__What you should do__.
Change every "item-name-cell" in these records to "product-name-cell" and leave everything else as it is.

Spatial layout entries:
····················

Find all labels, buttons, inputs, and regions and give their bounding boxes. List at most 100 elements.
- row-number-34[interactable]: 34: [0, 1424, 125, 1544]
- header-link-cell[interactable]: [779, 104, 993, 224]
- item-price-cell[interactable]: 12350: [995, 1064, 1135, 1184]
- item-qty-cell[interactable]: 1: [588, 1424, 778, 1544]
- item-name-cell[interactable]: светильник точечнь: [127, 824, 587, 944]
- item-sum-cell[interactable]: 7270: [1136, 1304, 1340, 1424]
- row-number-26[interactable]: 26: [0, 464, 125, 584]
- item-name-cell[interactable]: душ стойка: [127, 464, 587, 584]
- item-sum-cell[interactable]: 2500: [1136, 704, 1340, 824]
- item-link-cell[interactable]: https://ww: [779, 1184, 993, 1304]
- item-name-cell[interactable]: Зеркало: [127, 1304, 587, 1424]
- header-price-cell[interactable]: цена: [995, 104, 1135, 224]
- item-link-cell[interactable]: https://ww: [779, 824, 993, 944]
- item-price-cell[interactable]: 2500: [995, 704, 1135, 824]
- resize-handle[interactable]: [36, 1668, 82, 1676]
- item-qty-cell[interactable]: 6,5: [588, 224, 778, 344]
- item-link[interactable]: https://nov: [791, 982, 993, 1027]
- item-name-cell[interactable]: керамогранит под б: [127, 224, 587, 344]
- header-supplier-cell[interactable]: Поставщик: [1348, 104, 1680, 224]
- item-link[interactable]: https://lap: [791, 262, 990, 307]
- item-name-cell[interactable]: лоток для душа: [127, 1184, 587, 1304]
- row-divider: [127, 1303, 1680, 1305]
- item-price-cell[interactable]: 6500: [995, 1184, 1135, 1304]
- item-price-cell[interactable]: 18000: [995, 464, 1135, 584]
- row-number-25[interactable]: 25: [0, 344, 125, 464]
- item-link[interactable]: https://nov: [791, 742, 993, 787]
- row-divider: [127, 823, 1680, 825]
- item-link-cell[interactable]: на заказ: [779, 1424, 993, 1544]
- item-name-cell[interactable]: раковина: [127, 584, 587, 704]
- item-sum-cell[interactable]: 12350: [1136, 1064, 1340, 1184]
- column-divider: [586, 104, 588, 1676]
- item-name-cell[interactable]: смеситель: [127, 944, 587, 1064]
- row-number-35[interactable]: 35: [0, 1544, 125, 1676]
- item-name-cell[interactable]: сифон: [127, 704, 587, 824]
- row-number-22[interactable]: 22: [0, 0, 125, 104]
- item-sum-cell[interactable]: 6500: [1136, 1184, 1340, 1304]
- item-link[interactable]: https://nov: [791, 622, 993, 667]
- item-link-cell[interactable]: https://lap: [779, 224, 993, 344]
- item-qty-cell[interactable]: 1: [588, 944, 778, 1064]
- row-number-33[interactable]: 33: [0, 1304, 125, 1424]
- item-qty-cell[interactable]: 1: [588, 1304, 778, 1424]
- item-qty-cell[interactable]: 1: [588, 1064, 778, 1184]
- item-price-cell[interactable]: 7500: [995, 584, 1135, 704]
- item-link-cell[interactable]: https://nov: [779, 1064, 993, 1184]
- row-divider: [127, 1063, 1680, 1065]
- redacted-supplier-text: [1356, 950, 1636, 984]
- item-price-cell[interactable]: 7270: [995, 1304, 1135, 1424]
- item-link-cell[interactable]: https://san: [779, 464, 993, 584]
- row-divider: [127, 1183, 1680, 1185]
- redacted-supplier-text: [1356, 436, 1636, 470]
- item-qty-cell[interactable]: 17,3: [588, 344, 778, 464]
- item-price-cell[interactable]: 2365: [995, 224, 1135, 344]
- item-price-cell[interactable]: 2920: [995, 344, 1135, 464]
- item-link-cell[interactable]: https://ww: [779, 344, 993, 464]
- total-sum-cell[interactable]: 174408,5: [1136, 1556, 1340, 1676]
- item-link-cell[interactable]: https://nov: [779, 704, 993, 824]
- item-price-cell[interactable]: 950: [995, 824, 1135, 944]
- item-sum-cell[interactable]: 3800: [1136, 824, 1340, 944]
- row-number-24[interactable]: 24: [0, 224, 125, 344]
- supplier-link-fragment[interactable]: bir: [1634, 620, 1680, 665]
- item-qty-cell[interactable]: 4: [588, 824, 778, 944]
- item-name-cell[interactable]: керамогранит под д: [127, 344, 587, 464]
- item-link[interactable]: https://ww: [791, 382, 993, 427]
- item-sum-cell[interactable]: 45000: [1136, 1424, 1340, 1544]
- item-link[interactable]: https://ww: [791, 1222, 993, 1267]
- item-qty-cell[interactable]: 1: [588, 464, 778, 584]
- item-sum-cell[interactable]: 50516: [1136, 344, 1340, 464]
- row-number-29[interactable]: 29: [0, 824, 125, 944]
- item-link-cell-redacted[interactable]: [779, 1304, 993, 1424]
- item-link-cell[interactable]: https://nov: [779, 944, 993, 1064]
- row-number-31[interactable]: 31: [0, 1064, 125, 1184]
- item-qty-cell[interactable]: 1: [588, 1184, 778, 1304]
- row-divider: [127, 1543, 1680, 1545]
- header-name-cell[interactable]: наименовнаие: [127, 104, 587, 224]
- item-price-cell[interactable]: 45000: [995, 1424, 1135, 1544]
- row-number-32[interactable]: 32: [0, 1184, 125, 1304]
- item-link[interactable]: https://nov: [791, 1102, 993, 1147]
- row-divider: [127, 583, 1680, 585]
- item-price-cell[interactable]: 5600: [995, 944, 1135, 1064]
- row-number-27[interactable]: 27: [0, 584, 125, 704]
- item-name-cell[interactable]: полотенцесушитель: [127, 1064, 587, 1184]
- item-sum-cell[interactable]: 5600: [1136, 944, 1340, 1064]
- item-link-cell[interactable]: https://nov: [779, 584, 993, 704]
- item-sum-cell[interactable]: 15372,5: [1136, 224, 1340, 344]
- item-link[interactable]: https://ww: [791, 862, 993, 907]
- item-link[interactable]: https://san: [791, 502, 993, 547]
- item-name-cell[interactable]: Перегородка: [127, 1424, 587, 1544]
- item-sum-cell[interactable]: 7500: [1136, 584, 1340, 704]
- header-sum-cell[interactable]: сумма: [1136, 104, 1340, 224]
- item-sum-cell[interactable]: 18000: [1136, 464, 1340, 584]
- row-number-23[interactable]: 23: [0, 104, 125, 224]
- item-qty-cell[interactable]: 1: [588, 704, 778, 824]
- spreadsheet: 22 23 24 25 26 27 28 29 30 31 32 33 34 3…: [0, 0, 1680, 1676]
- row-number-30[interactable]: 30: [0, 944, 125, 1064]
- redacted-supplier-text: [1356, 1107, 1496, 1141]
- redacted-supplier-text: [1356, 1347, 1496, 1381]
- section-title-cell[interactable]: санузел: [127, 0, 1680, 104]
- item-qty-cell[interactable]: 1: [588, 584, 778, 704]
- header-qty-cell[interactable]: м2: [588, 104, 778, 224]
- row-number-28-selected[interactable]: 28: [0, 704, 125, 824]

····················

__Problem solution__.
Find all labels, buttons, inputs, and regions and give their bounding boxes. List at most 100 elements.
- row-number-34[interactable]: 34: [0, 1424, 125, 1544]
- header-link-cell[interactable]: [779, 104, 993, 224]
- item-price-cell[interactable]: 12350: [995, 1064, 1135, 1184]
- item-qty-cell[interactable]: 1: [588, 1424, 778, 1544]
- product-name-cell[interactable]: светильник точечнь: [127, 824, 587, 944]
- item-sum-cell[interactable]: 7270: [1136, 1304, 1340, 1424]
- row-number-26[interactable]: 26: [0, 464, 125, 584]
- product-name-cell[interactable]: душ стойка: [127, 464, 587, 584]
- item-sum-cell[interactable]: 2500: [1136, 704, 1340, 824]
- item-link-cell[interactable]: https://ww: [779, 1184, 993, 1304]
- product-name-cell[interactable]: Зеркало: [127, 1304, 587, 1424]
- header-price-cell[interactable]: цена: [995, 104, 1135, 224]
- item-link-cell[interactable]: https://ww: [779, 824, 993, 944]
- item-price-cell[interactable]: 2500: [995, 704, 1135, 824]
- resize-handle[interactable]: [36, 1668, 82, 1676]
- item-qty-cell[interactable]: 6,5: [588, 224, 778, 344]
- item-link[interactable]: https://nov: [791, 982, 993, 1027]
- product-name-cell[interactable]: керамогранит под б: [127, 224, 587, 344]
- header-supplier-cell[interactable]: Поставщик: [1348, 104, 1680, 224]
- item-link[interactable]: https://lap: [791, 262, 990, 307]
- product-name-cell[interactable]: лоток для душа: [127, 1184, 587, 1304]
- row-divider: [127, 1303, 1680, 1305]
- item-price-cell[interactable]: 6500: [995, 1184, 1135, 1304]
- item-price-cell[interactable]: 18000: [995, 464, 1135, 584]
- row-number-25[interactable]: 25: [0, 344, 125, 464]
- item-link[interactable]: https://nov: [791, 742, 993, 787]
- row-divider: [127, 823, 1680, 825]
- item-link-cell[interactable]: на заказ: [779, 1424, 993, 1544]
- product-name-cell[interactable]: раковина: [127, 584, 587, 704]
- item-sum-cell[interactable]: 12350: [1136, 1064, 1340, 1184]
- column-divider: [586, 104, 588, 1676]
- product-name-cell[interactable]: смеситель: [127, 944, 587, 1064]
- row-number-35[interactable]: 35: [0, 1544, 125, 1676]
- product-name-cell[interactable]: сифон: [127, 704, 587, 824]
- row-number-22[interactable]: 22: [0, 0, 125, 104]
- item-sum-cell[interactable]: 6500: [1136, 1184, 1340, 1304]
- item-link[interactable]: https://nov: [791, 622, 993, 667]
- item-link-cell[interactable]: https://lap: [779, 224, 993, 344]
- item-qty-cell[interactable]: 1: [588, 944, 778, 1064]
- row-number-33[interactable]: 33: [0, 1304, 125, 1424]
- item-qty-cell[interactable]: 1: [588, 1304, 778, 1424]
- item-qty-cell[interactable]: 1: [588, 1064, 778, 1184]
- item-price-cell[interactable]: 7500: [995, 584, 1135, 704]
- item-link-cell[interactable]: https://nov: [779, 1064, 993, 1184]
- row-divider: [127, 1063, 1680, 1065]
- redacted-supplier-text: [1356, 950, 1636, 984]
- item-price-cell[interactable]: 7270: [995, 1304, 1135, 1424]
- item-link-cell[interactable]: https://san: [779, 464, 993, 584]
- row-divider: [127, 1183, 1680, 1185]
- redacted-supplier-text: [1356, 436, 1636, 470]
- item-qty-cell[interactable]: 17,3: [588, 344, 778, 464]
- item-price-cell[interactable]: 2365: [995, 224, 1135, 344]
- item-price-cell[interactable]: 2920: [995, 344, 1135, 464]
- item-link-cell[interactable]: https://ww: [779, 344, 993, 464]
- total-sum-cell[interactable]: 174408,5: [1136, 1556, 1340, 1676]
- item-link-cell[interactable]: https://nov: [779, 704, 993, 824]
- item-price-cell[interactable]: 950: [995, 824, 1135, 944]
- item-sum-cell[interactable]: 3800: [1136, 824, 1340, 944]
- row-number-24[interactable]: 24: [0, 224, 125, 344]
- supplier-link-fragment[interactable]: bir: [1634, 620, 1680, 665]
- item-qty-cell[interactable]: 4: [588, 824, 778, 944]
- product-name-cell[interactable]: керамогранит под д: [127, 344, 587, 464]
- item-link[interactable]: https://ww: [791, 382, 993, 427]
- item-sum-cell[interactable]: 45000: [1136, 1424, 1340, 1544]
- item-link[interactable]: https://ww: [791, 1222, 993, 1267]
- item-qty-cell[interactable]: 1: [588, 464, 778, 584]
- item-sum-cell[interactable]: 50516: [1136, 344, 1340, 464]
- row-number-29[interactable]: 29: [0, 824, 125, 944]
- item-link-cell-redacted[interactable]: [779, 1304, 993, 1424]
- item-link-cell[interactable]: https://nov: [779, 944, 993, 1064]
- row-number-31[interactable]: 31: [0, 1064, 125, 1184]
- item-qty-cell[interactable]: 1: [588, 1184, 778, 1304]
- row-divider: [127, 1543, 1680, 1545]
- header-name-cell[interactable]: наименовнаие: [127, 104, 587, 224]
- item-price-cell[interactable]: 45000: [995, 1424, 1135, 1544]
- row-number-32[interactable]: 32: [0, 1184, 125, 1304]
- item-link[interactable]: https://nov: [791, 1102, 993, 1147]
- row-divider: [127, 583, 1680, 585]
- item-price-cell[interactable]: 5600: [995, 944, 1135, 1064]
- row-number-27[interactable]: 27: [0, 584, 125, 704]
- product-name-cell[interactable]: полотенцесушитель: [127, 1064, 587, 1184]
- item-sum-cell[interactable]: 5600: [1136, 944, 1340, 1064]
- item-link-cell[interactable]: https://nov: [779, 584, 993, 704]
- item-sum-cell[interactable]: 15372,5: [1136, 224, 1340, 344]
- item-link[interactable]: https://ww: [791, 862, 993, 907]
- item-link[interactable]: https://san: [791, 502, 993, 547]
- product-name-cell[interactable]: Перегородка: [127, 1424, 587, 1544]
- item-sum-cell[interactable]: 7500: [1136, 584, 1340, 704]
- header-sum-cell[interactable]: сумма: [1136, 104, 1340, 224]
- item-sum-cell[interactable]: 18000: [1136, 464, 1340, 584]
- row-number-23[interactable]: 23: [0, 104, 125, 224]
- item-qty-cell[interactable]: 1: [588, 704, 778, 824]
- spreadsheet: 22 23 24 25 26 27 28 29 30 31 32 33 34 3…: [0, 0, 1680, 1676]
- row-number-30[interactable]: 30: [0, 944, 125, 1064]
- redacted-supplier-text: [1356, 1107, 1496, 1141]
- redacted-supplier-text: [1356, 1347, 1496, 1381]
- section-title-cell[interactable]: санузел: [127, 0, 1680, 104]
- item-qty-cell[interactable]: 1: [588, 584, 778, 704]
- header-qty-cell[interactable]: м2: [588, 104, 778, 224]
- row-number-28-selected[interactable]: 28: [0, 704, 125, 824]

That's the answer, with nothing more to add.